(Chart and figure data)
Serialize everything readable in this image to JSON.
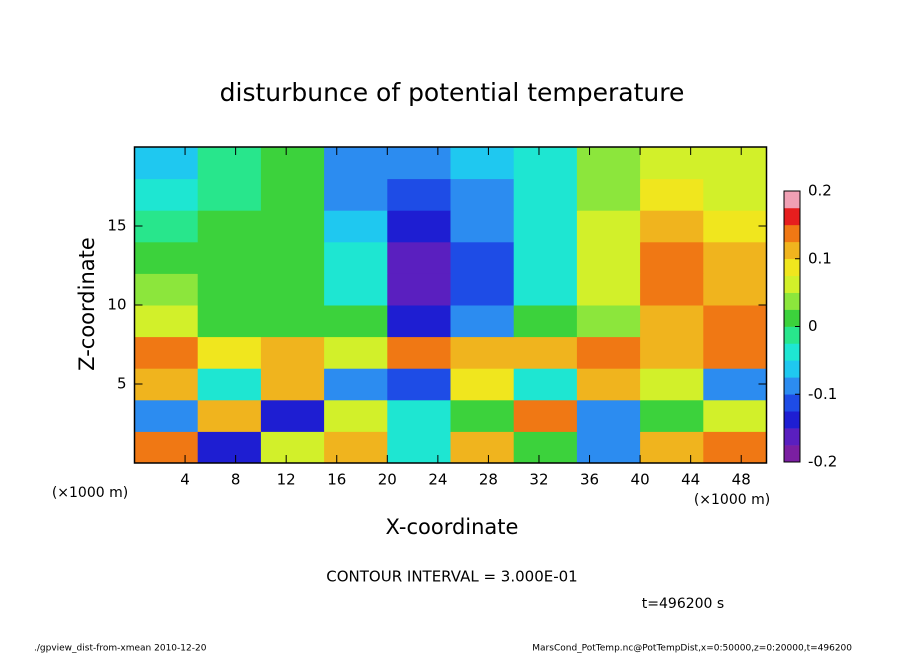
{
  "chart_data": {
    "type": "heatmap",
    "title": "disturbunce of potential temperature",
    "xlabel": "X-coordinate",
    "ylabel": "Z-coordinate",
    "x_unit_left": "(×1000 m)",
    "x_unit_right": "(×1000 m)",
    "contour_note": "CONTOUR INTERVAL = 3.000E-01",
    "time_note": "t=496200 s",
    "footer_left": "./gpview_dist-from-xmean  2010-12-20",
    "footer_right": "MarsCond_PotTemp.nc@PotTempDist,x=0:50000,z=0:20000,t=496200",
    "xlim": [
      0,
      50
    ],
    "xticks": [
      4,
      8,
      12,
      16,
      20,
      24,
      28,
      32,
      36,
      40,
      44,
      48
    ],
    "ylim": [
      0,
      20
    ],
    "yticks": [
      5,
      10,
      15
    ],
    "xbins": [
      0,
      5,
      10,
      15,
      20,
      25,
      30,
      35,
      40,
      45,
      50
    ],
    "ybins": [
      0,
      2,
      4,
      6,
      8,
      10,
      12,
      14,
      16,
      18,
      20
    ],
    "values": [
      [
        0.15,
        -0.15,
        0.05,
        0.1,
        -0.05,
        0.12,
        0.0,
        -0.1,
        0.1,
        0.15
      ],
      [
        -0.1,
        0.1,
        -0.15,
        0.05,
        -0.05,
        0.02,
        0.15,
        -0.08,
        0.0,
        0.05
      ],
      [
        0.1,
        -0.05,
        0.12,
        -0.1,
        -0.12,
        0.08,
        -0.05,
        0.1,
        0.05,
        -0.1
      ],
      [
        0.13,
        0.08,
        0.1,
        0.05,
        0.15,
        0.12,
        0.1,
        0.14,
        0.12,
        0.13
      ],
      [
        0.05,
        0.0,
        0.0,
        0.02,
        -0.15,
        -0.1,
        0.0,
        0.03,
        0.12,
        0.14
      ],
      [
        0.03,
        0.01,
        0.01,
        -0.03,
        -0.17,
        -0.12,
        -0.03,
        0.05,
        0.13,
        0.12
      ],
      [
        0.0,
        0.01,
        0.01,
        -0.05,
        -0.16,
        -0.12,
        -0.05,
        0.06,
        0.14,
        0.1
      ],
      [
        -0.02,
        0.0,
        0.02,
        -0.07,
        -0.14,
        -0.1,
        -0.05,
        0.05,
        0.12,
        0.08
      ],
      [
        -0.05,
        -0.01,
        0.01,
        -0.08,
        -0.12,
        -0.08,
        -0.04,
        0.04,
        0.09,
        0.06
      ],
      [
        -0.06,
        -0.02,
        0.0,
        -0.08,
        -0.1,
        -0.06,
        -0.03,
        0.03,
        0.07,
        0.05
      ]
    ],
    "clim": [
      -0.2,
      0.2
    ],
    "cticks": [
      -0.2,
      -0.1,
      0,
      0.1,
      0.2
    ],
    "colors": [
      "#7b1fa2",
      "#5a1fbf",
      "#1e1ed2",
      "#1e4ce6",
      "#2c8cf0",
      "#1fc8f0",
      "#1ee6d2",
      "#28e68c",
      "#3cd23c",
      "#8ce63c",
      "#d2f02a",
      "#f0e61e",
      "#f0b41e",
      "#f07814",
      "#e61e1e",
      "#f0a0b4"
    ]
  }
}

...

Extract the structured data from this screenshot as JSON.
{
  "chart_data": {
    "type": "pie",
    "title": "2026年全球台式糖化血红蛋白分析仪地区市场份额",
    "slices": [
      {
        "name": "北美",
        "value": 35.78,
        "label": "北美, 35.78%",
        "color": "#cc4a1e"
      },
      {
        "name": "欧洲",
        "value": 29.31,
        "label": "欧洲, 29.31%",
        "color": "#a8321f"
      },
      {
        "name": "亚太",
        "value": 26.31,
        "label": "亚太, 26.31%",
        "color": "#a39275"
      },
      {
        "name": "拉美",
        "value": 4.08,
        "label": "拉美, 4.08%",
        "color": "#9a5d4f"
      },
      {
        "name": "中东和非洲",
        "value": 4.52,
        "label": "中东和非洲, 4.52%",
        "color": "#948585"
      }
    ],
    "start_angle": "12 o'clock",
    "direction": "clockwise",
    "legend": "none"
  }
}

SHORT PROBLEM
Using the material above, work out how many lines contain the string "from". Give that number alone.

FINISHED EXERCISE
2